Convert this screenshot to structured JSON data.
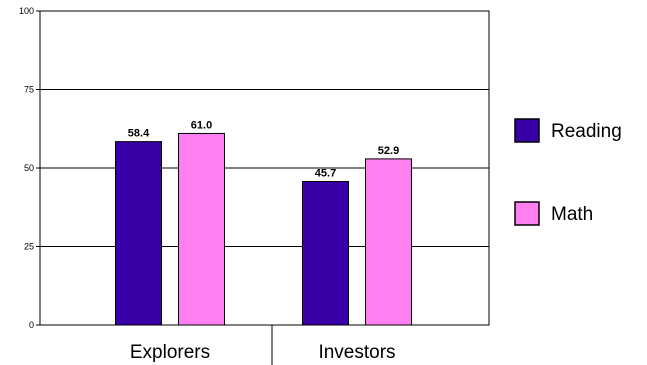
{
  "chart_data": {
    "type": "bar",
    "title": "",
    "xlabel": "",
    "ylabel": "",
    "categories": [
      "Explorers",
      "Investors"
    ],
    "series": [
      {
        "name": "Reading",
        "values": [
          58.4,
          45.7
        ],
        "labels": [
          "58.4",
          "45.7"
        ],
        "color": "#3A00A8"
      },
      {
        "name": "Math",
        "values": [
          61.0,
          52.9
        ],
        "labels": [
          "61.0",
          "52.9"
        ],
        "color": "#FF7FF0"
      }
    ],
    "ylim": [
      0,
      100
    ],
    "yticks": [
      0,
      25,
      50,
      75,
      100
    ],
    "ytick_labels": [
      "0",
      "25",
      "50",
      "75",
      "100"
    ],
    "grid": true,
    "legend": "right"
  }
}
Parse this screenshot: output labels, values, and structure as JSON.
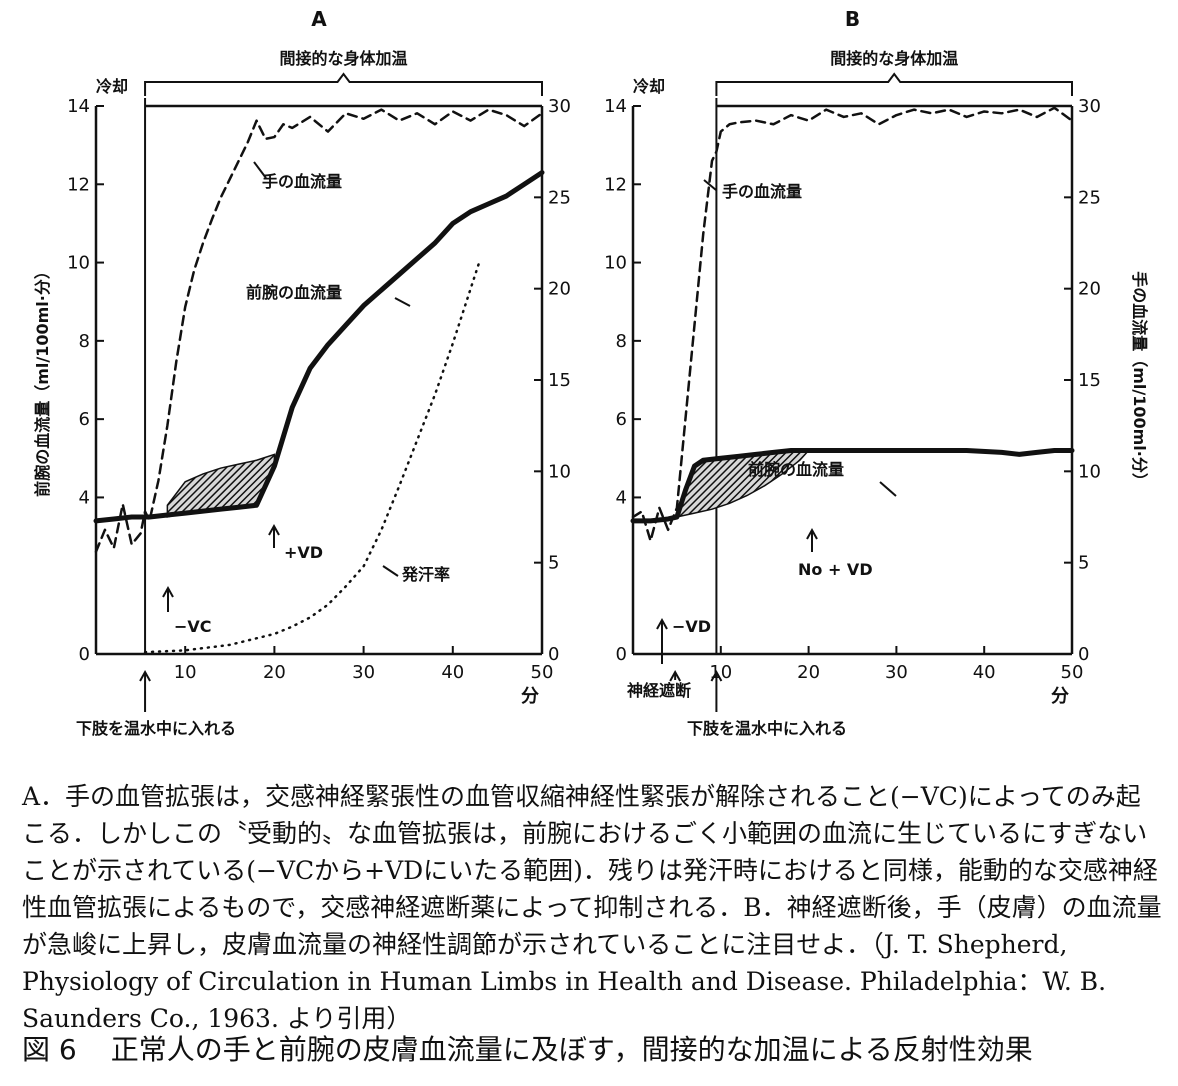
{
  "chart_data": [
    {
      "type": "line",
      "panel_label": "A",
      "xlabel": "分",
      "ylabel_left": "前腕の血流量（ml/100ml·分）",
      "xlim": [
        0,
        50
      ],
      "ylim_left": [
        0,
        14
      ],
      "ylim_right": [
        0,
        30
      ],
      "x_ticks": [
        10,
        20,
        30,
        40,
        50
      ],
      "y_ticks_left": [
        0,
        4,
        6,
        8,
        10,
        12,
        14
      ],
      "y_ticks_right": [
        0,
        5,
        10,
        15,
        20,
        25,
        30
      ],
      "grid": false,
      "top_annotations": {
        "cooling": "冷却",
        "heating": "間接的な身体加温"
      },
      "bottom_annotation": "下肢を温水中に入れる",
      "event_x": 5.5,
      "series": [
        {
          "name": "手の血流量",
          "axis": "right",
          "style": "dashed",
          "x": [
            0,
            1,
            2,
            3,
            4,
            5,
            5.5,
            6,
            7,
            8,
            9,
            10,
            11,
            12,
            13,
            14,
            15,
            16,
            17,
            18,
            19,
            20,
            21,
            22,
            24,
            26,
            28,
            30,
            32,
            34,
            36,
            38,
            40,
            42,
            44,
            46,
            48,
            50
          ],
          "y": [
            5.6,
            6.8,
            5.8,
            8.2,
            6.0,
            6.6,
            7.8,
            7.3,
            9.5,
            12.5,
            16,
            19,
            21,
            22.5,
            23.8,
            25,
            26,
            27,
            28,
            29.2,
            28.2,
            28.3,
            29,
            28.8,
            29.4,
            28.6,
            29.6,
            29.3,
            29.8,
            29.2,
            29.6,
            29.0,
            29.7,
            29.2,
            29.8,
            29.5,
            28.9,
            29.6
          ]
        },
        {
          "name": "前腕の血流量",
          "axis": "left",
          "style": "solid",
          "x": [
            0,
            2,
            4,
            6,
            8,
            10,
            12,
            14,
            16,
            18,
            20,
            22,
            24,
            26,
            28,
            30,
            32,
            34,
            36,
            38,
            40,
            42,
            44,
            46,
            48,
            50
          ],
          "y": [
            3.4,
            3.45,
            3.5,
            3.5,
            3.55,
            3.6,
            3.65,
            3.7,
            3.75,
            3.8,
            4.8,
            6.3,
            7.3,
            7.9,
            8.4,
            8.9,
            9.3,
            9.7,
            10.1,
            10.5,
            11.0,
            11.3,
            11.5,
            11.7,
            12.0,
            12.3
          ]
        },
        {
          "name": "発汗率",
          "axis": "right",
          "style": "dotted",
          "x": [
            5.5,
            10,
            15,
            20,
            22,
            24,
            26,
            28,
            30,
            32,
            34,
            36,
            38,
            40,
            42,
            43
          ],
          "y": [
            0.1,
            0.2,
            0.5,
            1.1,
            1.5,
            2.0,
            2.7,
            3.7,
            4.8,
            6.8,
            9.2,
            11.7,
            14.2,
            17,
            20,
            21.5
          ]
        }
      ],
      "shaded_band": {
        "label_start": "−VC",
        "label_end": "+VD",
        "x": [
          8,
          10,
          12,
          14,
          16,
          18,
          20
        ],
        "upper": [
          3.8,
          4.4,
          4.6,
          4.75,
          4.85,
          4.95,
          5.1
        ],
        "lower": [
          3.5,
          3.6,
          3.65,
          3.7,
          3.75,
          3.8,
          4.8
        ]
      },
      "annotations": [
        {
          "text": "手の血流量"
        },
        {
          "text": "前腕の血流量"
        },
        {
          "text": "発汗率"
        },
        {
          "text": "+VD"
        },
        {
          "text": "−VC"
        }
      ]
    },
    {
      "type": "line",
      "panel_label": "B",
      "xlabel": "分",
      "ylabel_right": "手の血流量（ml/100ml·分）",
      "xlim": [
        0,
        50
      ],
      "ylim_left": [
        0,
        14
      ],
      "ylim_right": [
        0,
        30
      ],
      "x_ticks": [
        10,
        20,
        30,
        40,
        50
      ],
      "y_ticks_left": [
        0,
        4,
        6,
        8,
        10,
        12,
        14
      ],
      "y_ticks_right": [
        0,
        5,
        10,
        15,
        20,
        25,
        30
      ],
      "grid": false,
      "top_annotations": {
        "cooling": "冷却",
        "heating": "間接的な身体加温"
      },
      "bottom_annotation": "下肢を温水中に入れる",
      "bottom_annotation_2": "神経遮断",
      "event_x": 9.5,
      "series": [
        {
          "name": "手の血流量",
          "axis": "right",
          "style": "dashed",
          "x": [
            0,
            1,
            2,
            3,
            4,
            5,
            6,
            7,
            8,
            9,
            9.5,
            10,
            11,
            12,
            14,
            16,
            18,
            20,
            22,
            24,
            26,
            28,
            30,
            32,
            34,
            36,
            38,
            40,
            42,
            44,
            46,
            48,
            50
          ],
          "y": [
            7.5,
            7.8,
            6.2,
            8.0,
            6.8,
            8.0,
            13,
            18,
            23,
            27,
            27.5,
            28.6,
            29,
            29.1,
            29.2,
            29.0,
            29.5,
            29.2,
            29.8,
            29.4,
            29.6,
            29.0,
            29.5,
            29.8,
            29.6,
            29.8,
            29.4,
            29.7,
            29.6,
            29.8,
            29.4,
            29.9,
            29.2
          ]
        },
        {
          "name": "前腕の血流量",
          "axis": "left",
          "style": "solid",
          "x": [
            0,
            2,
            4,
            5,
            6,
            7,
            8,
            10,
            12,
            14,
            16,
            18,
            20,
            22,
            26,
            30,
            34,
            38,
            42,
            44,
            46,
            48,
            50
          ],
          "y": [
            3.4,
            3.4,
            3.45,
            3.5,
            4.2,
            4.8,
            4.95,
            5.0,
            5.05,
            5.1,
            5.15,
            5.2,
            5.2,
            5.2,
            5.2,
            5.2,
            5.2,
            5.2,
            5.15,
            5.1,
            5.15,
            5.2,
            5.2
          ]
        }
      ],
      "shaded_band": {
        "label_start": "−VD",
        "label_end": "No + VD",
        "x": [
          5,
          7,
          9,
          11,
          13,
          15,
          17,
          19,
          20
        ],
        "upper": [
          3.5,
          4.8,
          4.98,
          5.03,
          5.08,
          5.12,
          5.16,
          5.2,
          5.2
        ],
        "lower": [
          3.5,
          3.6,
          3.7,
          3.85,
          4.05,
          4.3,
          4.6,
          4.95,
          5.2
        ]
      },
      "annotations": [
        {
          "text": "手の血流量"
        },
        {
          "text": "前腕の血流量"
        },
        {
          "text": "No + VD"
        },
        {
          "text": "−VD"
        }
      ]
    }
  ],
  "caption": "A．手の血管拡張は，交感神経緊張性の血管収縮神経性緊張が解除されること(−VC)によってのみ起こる．しかしこの〝受動的〟な血管拡張は，前腕におけるごく小範囲の血流に生じているにすぎないことが示されている(−VCから+VDにいたる範囲)．残りは発汗時におけると同様，能動的な交感神経性血管拡張によるもので，交感神経遮断薬によって抑制される．B．神経遮断後，手（皮膚）の血流量が急峻に上昇し，皮膚血流量の神経性調節が示されていることに注目せよ．（J. T. Shepherd, Physiology of Circulation in Human Limbs in Health and Disease. Philadelphia：W. B. Saunders Co., 1963. より引用）",
  "figure_title": {
    "number": "図 6",
    "text": "正常人の手と前腕の皮膚血流量に及ぼす，間接的な加温による反射性効果"
  }
}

^^^^^^^^^^^^^^^^

*SET EXERCISE*.
Examine the records and pull out every line where the string "name" occurs.

*TASK OUTPUT*.
        "name": "Reading",
        "name": "Math",
          "name": "手の血流量",
          "name": "前腕の血流量",
          "name": "発汗率",
          "name": "手の血流量",
          "name": "前腕の血流量",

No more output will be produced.